PROBLEM:
Skip the pictures. Reproduce all other material exactly.
Start of DATA IN THIS EXERCISE
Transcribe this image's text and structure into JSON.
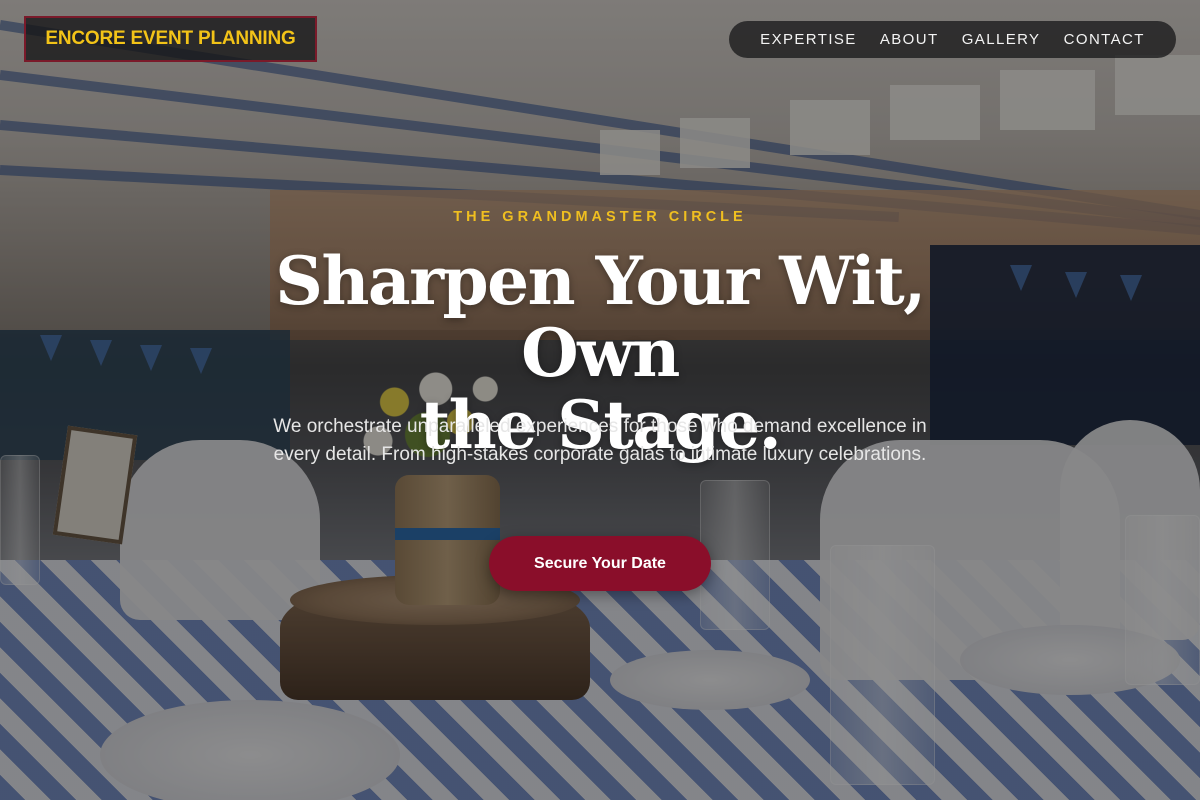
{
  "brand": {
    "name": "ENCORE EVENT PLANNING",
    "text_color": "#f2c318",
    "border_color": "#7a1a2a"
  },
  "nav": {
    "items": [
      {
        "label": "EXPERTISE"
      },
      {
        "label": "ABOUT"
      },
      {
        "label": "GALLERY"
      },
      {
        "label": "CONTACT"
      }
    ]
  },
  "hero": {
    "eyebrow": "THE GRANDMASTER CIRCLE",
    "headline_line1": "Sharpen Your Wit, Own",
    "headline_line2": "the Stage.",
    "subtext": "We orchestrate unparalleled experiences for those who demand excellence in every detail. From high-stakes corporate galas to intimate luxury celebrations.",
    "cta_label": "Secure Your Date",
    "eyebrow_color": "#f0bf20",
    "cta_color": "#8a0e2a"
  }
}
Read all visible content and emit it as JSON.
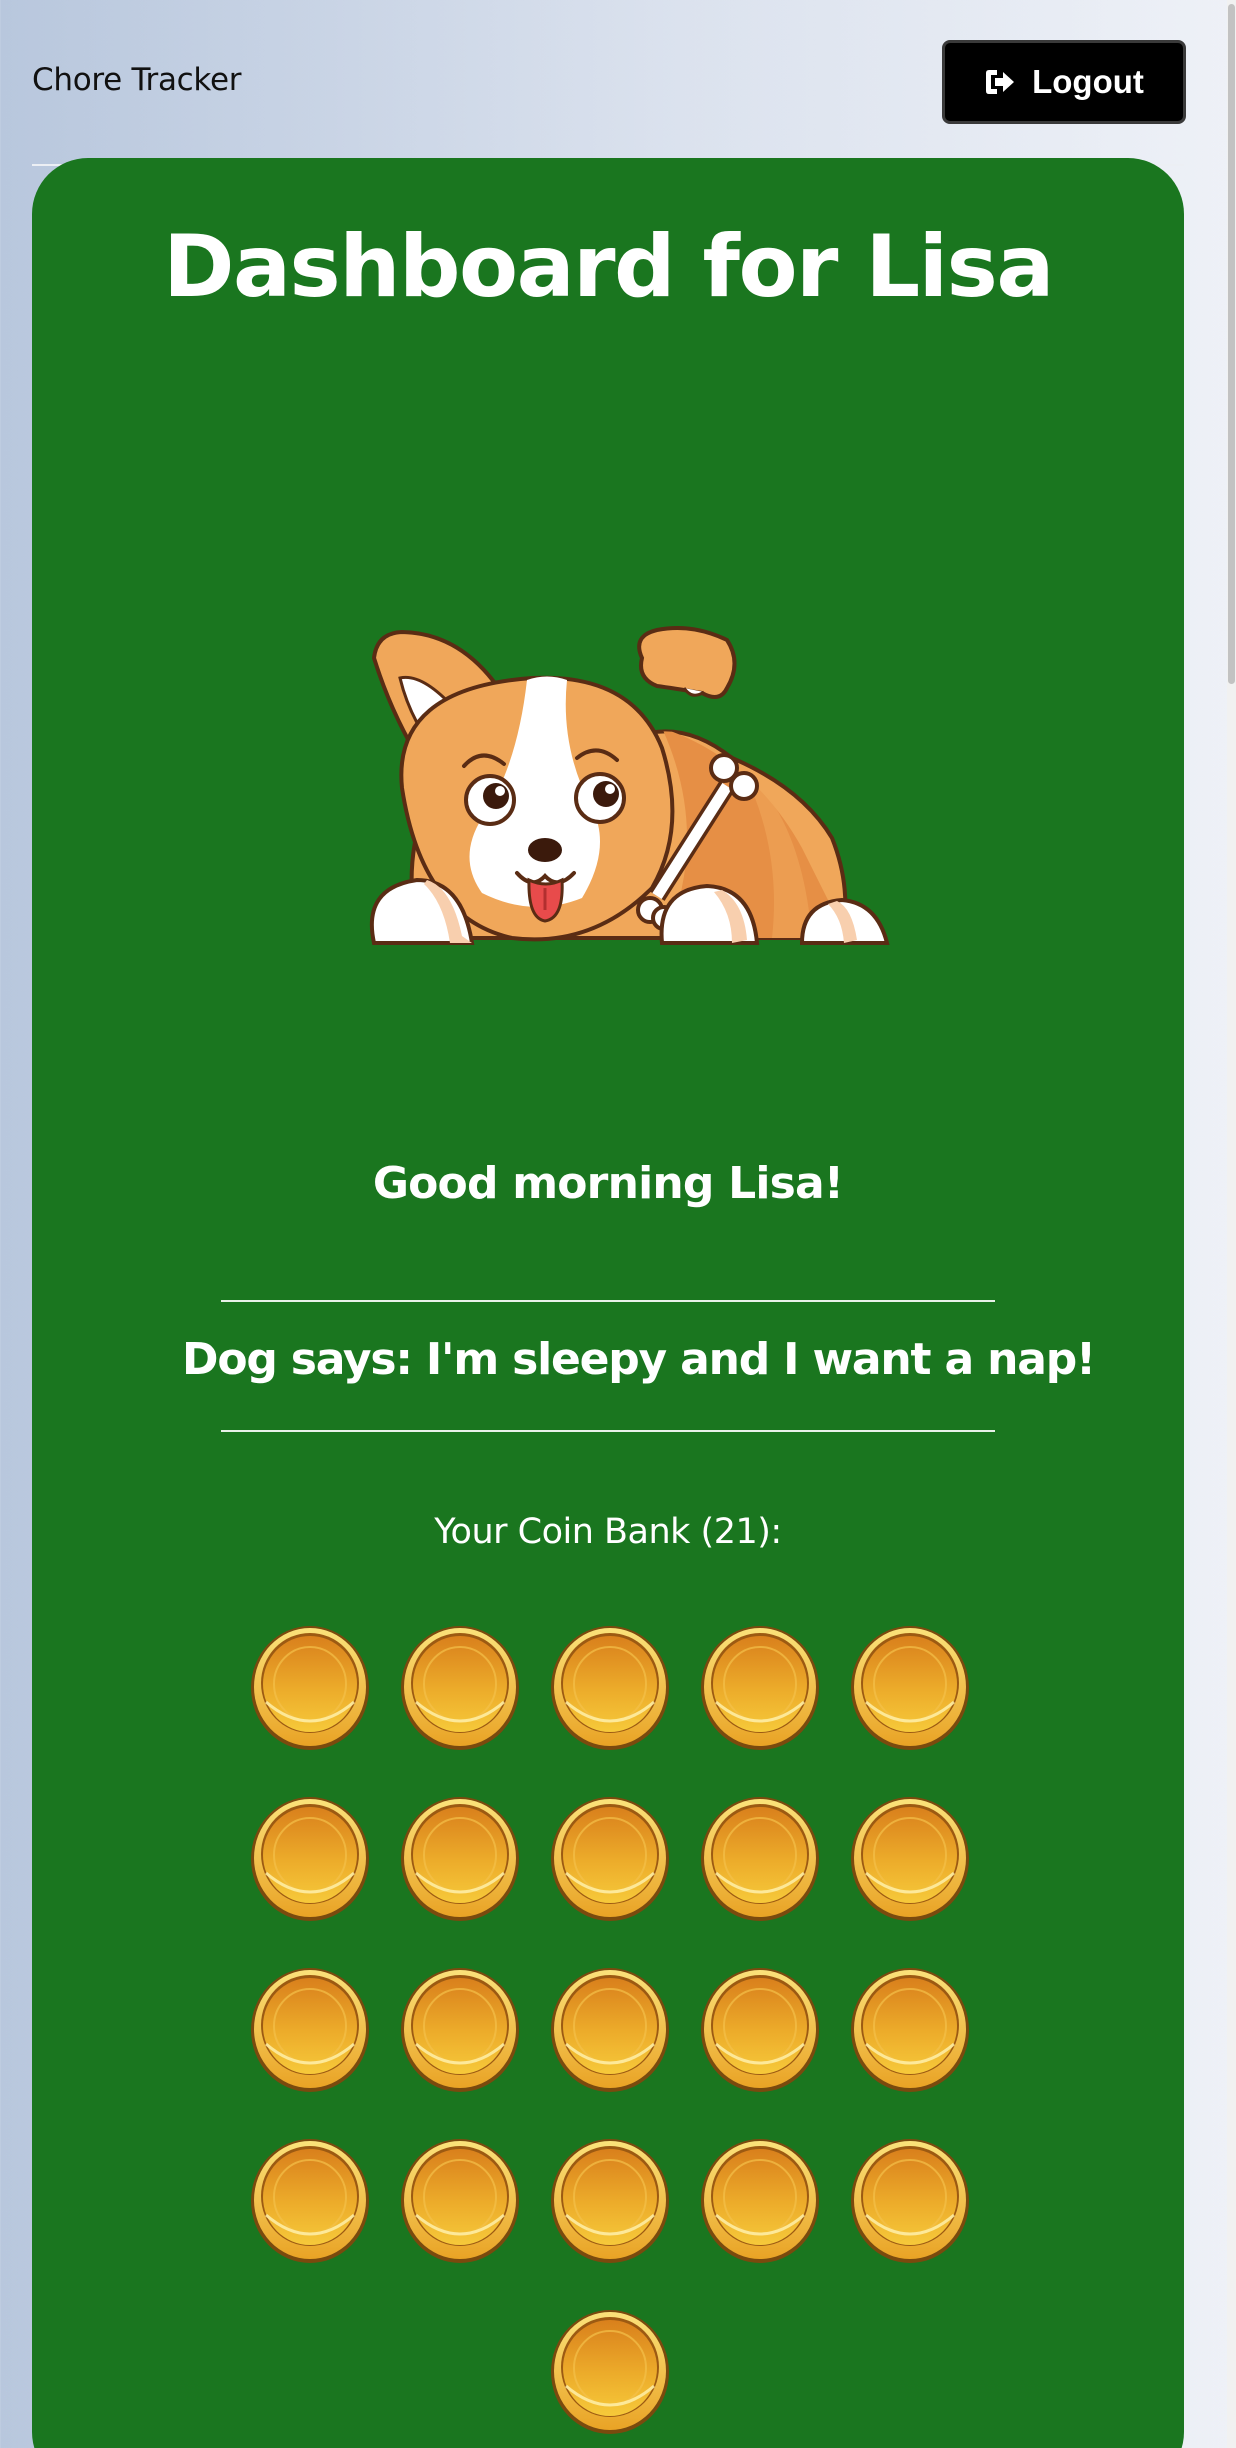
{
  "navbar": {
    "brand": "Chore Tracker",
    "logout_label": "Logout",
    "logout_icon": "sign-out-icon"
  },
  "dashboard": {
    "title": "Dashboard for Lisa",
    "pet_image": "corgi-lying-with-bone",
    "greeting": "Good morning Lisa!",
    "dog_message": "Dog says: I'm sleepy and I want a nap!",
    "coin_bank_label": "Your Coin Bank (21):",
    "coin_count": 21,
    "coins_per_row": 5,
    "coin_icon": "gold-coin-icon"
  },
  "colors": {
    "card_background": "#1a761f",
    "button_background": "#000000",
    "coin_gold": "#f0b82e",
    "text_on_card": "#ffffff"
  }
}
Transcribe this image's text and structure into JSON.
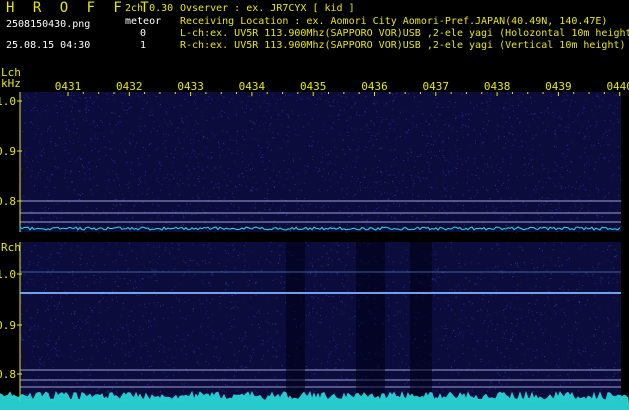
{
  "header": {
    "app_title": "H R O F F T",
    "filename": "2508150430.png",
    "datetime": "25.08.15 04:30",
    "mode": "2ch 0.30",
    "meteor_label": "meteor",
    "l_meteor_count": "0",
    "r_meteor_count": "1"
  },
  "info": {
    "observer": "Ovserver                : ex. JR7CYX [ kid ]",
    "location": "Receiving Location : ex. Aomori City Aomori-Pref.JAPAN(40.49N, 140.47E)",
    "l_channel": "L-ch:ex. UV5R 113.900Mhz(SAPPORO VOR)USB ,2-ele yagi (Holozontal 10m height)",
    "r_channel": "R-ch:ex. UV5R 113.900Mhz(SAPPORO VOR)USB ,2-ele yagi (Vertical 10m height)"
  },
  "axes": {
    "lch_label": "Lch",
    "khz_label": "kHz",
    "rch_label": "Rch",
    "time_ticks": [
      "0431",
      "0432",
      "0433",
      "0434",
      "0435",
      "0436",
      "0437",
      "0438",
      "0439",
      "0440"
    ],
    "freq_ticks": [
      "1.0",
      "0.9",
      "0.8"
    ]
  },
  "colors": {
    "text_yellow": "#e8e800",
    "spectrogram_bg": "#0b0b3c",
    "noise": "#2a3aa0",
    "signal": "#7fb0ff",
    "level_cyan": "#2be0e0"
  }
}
End of DATA IN THIS EXERCISE
FINAL RESULT:
Transcribe this image's text and structure into JSON.
{
  "brand": {
    "name": "ENCORE EVENT PLANNING",
    "text_color": "#f2c318",
    "border_color": "#7a1a2a"
  },
  "nav": {
    "items": [
      {
        "label": "EXPERTISE"
      },
      {
        "label": "ABOUT"
      },
      {
        "label": "GALLERY"
      },
      {
        "label": "CONTACT"
      }
    ]
  },
  "hero": {
    "eyebrow": "THE GRANDMASTER CIRCLE",
    "headline_line1": "Sharpen Your Wit, Own",
    "headline_line2": "the Stage.",
    "subtext": "We orchestrate unparalleled experiences for those who demand excellence in every detail. From high-stakes corporate galas to intimate luxury celebrations.",
    "cta_label": "Secure Your Date",
    "eyebrow_color": "#f0bf20",
    "cta_color": "#8a0e2a"
  }
}
Read all visible content and emit it as JSON.
{
  "navbar": {
    "brand": "Chore Tracker",
    "logout_label": "Logout",
    "logout_icon": "sign-out-icon"
  },
  "dashboard": {
    "title": "Dashboard for Lisa",
    "pet_image": "corgi-lying-with-bone",
    "greeting": "Good morning Lisa!",
    "dog_message": "Dog says: I'm sleepy and I want a nap!",
    "coin_bank_label": "Your Coin Bank (21):",
    "coin_count": 21,
    "coins_per_row": 5,
    "coin_icon": "gold-coin-icon"
  },
  "colors": {
    "card_background": "#1a761f",
    "button_background": "#000000",
    "coin_gold": "#f0b82e",
    "text_on_card": "#ffffff"
  }
}
Transcribe this image's text and structure into JSON.
{
  "header": {
    "app_title": "H R O F F T",
    "filename": "2508150430.png",
    "datetime": "25.08.15 04:30",
    "mode": "2ch 0.30",
    "meteor_label": "meteor",
    "l_meteor_count": "0",
    "r_meteor_count": "1"
  },
  "info": {
    "observer": "Ovserver                : ex. JR7CYX [ kid ]",
    "location": "Receiving Location : ex. Aomori City Aomori-Pref.JAPAN(40.49N, 140.47E)",
    "l_channel": "L-ch:ex. UV5R 113.900Mhz(SAPPORO VOR)USB ,2-ele yagi (Holozontal 10m height)",
    "r_channel": "R-ch:ex. UV5R 113.900Mhz(SAPPORO VOR)USB ,2-ele yagi (Vertical 10m height)"
  },
  "axes": {
    "lch_label": "Lch",
    "khz_label": "kHz",
    "rch_label": "Rch",
    "time_ticks": [
      "0431",
      "0432",
      "0433",
      "0434",
      "0435",
      "0436",
      "0437",
      "0438",
      "0439",
      "0440"
    ],
    "freq_ticks": [
      "1.0",
      "0.9",
      "0.8"
    ]
  },
  "colors": {
    "text_yellow": "#e8e800",
    "spectrogram_bg": "#0b0b3c",
    "noise": "#2a3aa0",
    "signal": "#7fb0ff",
    "level_cyan": "#2be0e0"
  }
}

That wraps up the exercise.